TASK GOAL: Where a line in the listing below contains the word "河北省水利工程质量管理办法", copy that line.

Saved entries:

========================================

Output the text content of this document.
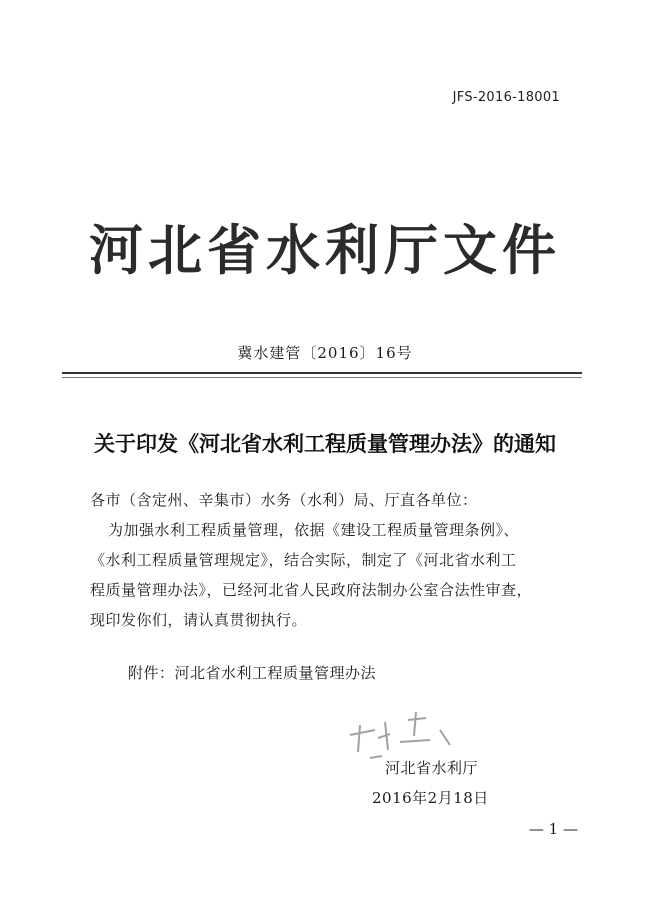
JFS-2016-18001
河北省水利厅文件
冀水建管〔2016〕16号
关于印发《河北省水利工程质量管理办法》的通知
各市（含定州、辛集市）水务（水利）局、厅直各单位：
为加强水利工程质量管理，依据《建设工程质量管理条例》、
《水利工程质量管理规定》，结合实际，制定了《河北省水利工
程质量管理办法》，已经河北省人民政府法制办公室合法性审查，
现印发你们，请认真贯彻执行。
附件：河北省水利工程质量管理办法
河北省水利厅
2016年2月18日
— 1 —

========================================

RESULT BELOW:
关于印发《河北省水利工程质量管理办法》的通知
附件：河北省水利工程质量管理办法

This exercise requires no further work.